## Teks Hasil Ekstraksi
REALISASI percepatan digitalisasi penyiaran harus didorong dan dilanjutkan meskipun Indonesia masih menghadapi pandemi covid-19. Hal ini mengingat Indonesia sudah sangat tertinggal dari negara lain yang sudah lebih dahulu melakukan migrasi sistem penyiaran dari analog ke digital.
Komisioner Komisi Penyiaran Indonesia (KPI) Pusat Bidang Pengelolaan Struktur dan Sistem Penyiaran Aswar Hasan menilai perlu ada dorongan kuat dari pemerintah agar digitalisasi ini benar-benar dapat terwujud. Menurutnya, masih ada waktu dua tahun ke depan hingga 2022 untuk mempersiapkan realisasi penyiaran digital, baik dari sisi infrastruktur dan sumber daya manusia.
“Agar saat Analog Switch Off 2022 benar-benar kita sudah siap dari segala lini baik infrastruktur dan juga sumber daya manusia,“ ujar Aswar memberikan sambutan pada ‘Sosialisasi dan Publikasi Menjaga Indonesia dan Perbatasan melalui Penyiaran Televisi Digital’ yang digelar secara virtual untuk masyarakat di wilayah Kepulauan Riau, Senin (16/11).
Digitalisasi penyiaran diyakini dapat menghasilkan kualitas penyiaran yang lebih efisien dan optimal untuk kepentingan masyarakat. Selain itu, penyiaran digital juga akan memberikan lebih banyak peluang usaha.
“Tidak hanya untuk pelaku industri penyiaran, tetapi juga untuk masyarakat di perbatasan seperti Batam, yang saat ini kerap kali menerima luberan atau spill over siaran dari negara tetangga,” katanya.
Pada kesempatan itu, anggota Komisi I DPR RI Mayjen (Purn) Sturman Panjaitan turut hadir menyampaikan arahan sekaligus membuka acara. Menurut Sturman, siaran televisi digital di Indonesia sudah tidak dapat terelakkan lagi keberadaannya.

## Informasi
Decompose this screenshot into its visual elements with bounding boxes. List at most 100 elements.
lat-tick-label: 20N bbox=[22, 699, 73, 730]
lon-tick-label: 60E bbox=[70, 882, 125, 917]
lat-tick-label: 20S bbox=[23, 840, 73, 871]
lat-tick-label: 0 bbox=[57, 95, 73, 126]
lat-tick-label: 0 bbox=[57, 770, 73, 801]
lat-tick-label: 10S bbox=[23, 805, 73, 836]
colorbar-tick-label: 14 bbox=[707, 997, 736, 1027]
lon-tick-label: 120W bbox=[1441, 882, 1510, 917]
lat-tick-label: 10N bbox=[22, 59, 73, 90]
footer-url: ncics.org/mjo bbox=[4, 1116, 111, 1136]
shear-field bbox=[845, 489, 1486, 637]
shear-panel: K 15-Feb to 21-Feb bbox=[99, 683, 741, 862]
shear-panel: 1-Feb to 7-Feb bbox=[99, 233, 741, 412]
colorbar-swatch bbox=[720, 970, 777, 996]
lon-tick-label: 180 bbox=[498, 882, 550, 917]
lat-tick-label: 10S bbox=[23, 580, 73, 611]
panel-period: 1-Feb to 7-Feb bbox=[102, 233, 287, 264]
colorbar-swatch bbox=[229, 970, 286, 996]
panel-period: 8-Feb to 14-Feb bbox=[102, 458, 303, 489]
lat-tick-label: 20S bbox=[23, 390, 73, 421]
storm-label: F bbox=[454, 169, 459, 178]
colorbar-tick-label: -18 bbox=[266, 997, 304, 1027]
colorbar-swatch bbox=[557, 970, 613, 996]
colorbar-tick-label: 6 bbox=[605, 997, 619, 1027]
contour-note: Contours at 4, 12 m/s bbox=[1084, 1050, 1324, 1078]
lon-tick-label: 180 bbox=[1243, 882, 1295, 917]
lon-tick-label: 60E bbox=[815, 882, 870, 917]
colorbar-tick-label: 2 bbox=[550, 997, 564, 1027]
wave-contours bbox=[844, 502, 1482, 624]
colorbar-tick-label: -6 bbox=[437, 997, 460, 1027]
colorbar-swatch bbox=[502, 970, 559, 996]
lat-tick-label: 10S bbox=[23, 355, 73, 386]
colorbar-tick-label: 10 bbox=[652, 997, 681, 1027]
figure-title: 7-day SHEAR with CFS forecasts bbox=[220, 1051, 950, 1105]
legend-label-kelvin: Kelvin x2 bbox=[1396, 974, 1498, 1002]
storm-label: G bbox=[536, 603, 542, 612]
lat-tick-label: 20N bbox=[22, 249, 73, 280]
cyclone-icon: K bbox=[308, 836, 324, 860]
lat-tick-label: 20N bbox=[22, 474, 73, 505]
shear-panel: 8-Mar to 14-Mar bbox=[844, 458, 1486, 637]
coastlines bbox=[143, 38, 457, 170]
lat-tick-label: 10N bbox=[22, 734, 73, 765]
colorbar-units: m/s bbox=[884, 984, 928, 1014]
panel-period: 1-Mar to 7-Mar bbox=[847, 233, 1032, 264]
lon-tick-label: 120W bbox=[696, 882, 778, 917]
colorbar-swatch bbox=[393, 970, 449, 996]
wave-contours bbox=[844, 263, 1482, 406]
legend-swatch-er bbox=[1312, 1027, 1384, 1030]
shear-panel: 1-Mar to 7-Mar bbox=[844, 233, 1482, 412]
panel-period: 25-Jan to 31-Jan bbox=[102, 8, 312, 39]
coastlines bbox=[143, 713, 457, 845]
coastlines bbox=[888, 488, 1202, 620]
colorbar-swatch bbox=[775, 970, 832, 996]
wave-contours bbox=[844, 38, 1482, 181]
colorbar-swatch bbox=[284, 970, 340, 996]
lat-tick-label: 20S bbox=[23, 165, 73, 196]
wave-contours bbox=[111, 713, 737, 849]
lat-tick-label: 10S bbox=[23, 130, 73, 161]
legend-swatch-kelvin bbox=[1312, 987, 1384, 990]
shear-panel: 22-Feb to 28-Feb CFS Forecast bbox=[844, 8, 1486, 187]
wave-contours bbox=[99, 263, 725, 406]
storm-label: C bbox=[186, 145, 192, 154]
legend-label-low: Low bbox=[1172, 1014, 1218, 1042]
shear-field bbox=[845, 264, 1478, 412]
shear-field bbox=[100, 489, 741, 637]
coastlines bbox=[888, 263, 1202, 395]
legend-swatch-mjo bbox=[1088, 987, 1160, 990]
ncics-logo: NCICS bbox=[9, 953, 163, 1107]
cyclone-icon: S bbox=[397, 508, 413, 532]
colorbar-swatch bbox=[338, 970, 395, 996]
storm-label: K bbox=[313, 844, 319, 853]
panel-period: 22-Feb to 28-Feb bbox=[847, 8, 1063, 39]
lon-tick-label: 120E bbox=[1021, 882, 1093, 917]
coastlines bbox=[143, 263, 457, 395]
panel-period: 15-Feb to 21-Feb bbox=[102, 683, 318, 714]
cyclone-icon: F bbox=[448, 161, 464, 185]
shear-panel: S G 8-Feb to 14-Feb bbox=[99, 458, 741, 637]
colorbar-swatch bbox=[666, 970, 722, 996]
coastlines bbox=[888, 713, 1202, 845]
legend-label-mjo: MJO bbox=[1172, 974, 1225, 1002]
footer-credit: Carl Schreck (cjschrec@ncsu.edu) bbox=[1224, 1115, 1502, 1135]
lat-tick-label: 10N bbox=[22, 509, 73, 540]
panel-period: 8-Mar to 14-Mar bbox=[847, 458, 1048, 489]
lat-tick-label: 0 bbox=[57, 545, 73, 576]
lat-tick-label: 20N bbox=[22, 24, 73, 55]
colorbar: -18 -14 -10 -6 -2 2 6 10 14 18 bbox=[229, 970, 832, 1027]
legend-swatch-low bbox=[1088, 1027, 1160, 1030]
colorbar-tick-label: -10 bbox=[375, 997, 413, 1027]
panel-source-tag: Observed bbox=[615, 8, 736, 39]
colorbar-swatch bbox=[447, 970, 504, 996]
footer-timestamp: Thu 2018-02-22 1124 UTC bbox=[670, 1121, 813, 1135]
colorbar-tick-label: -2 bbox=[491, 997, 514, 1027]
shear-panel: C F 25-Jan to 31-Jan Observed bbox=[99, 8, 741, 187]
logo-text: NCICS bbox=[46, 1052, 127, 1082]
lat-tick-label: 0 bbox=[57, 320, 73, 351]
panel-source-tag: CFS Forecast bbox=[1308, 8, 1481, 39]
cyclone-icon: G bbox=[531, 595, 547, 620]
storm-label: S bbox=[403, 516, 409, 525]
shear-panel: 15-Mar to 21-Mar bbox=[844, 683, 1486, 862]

## Petunjuk Tugas
1/ Menurut teks tentang digitalisasi penyiaran, acara sosialisasi yang digelar secara virtual ditujukan untuk masyarakat di wilayah mana?
2/ Tuliskan semua nama negara dan wilayah yang disebut dalam teks tentang digitalisasi penyiaran.
3/ Tentukan apakah setiap pernyataan berikut sesuai dengan teks tentang digitalisasi penyiaran, lalu kutip kata-kata teks yang menjadi dasarnya. (a) Acara sosialisasi diselenggarakan secara tatap muka. (b) Sturman Panjaitan membuka acara tersebut. (c) Penyiaran digital akan memberikan lebih banyak peluang usaha.
Data tersebut sama sekali tidak digunakan di sini.

## Jawaban Tugas
1/ Kepulauan Riau.

2/ Indonesia, Kepulauan Riau, Batam

3/
(a) Tidak: "digelar secara virtual"
(b) Ya: "menyampaikan arahan sekaligus membuka acara"
(c) Ya: "penyiaran digital juga akan memberikan lebih banyak peluang usaha"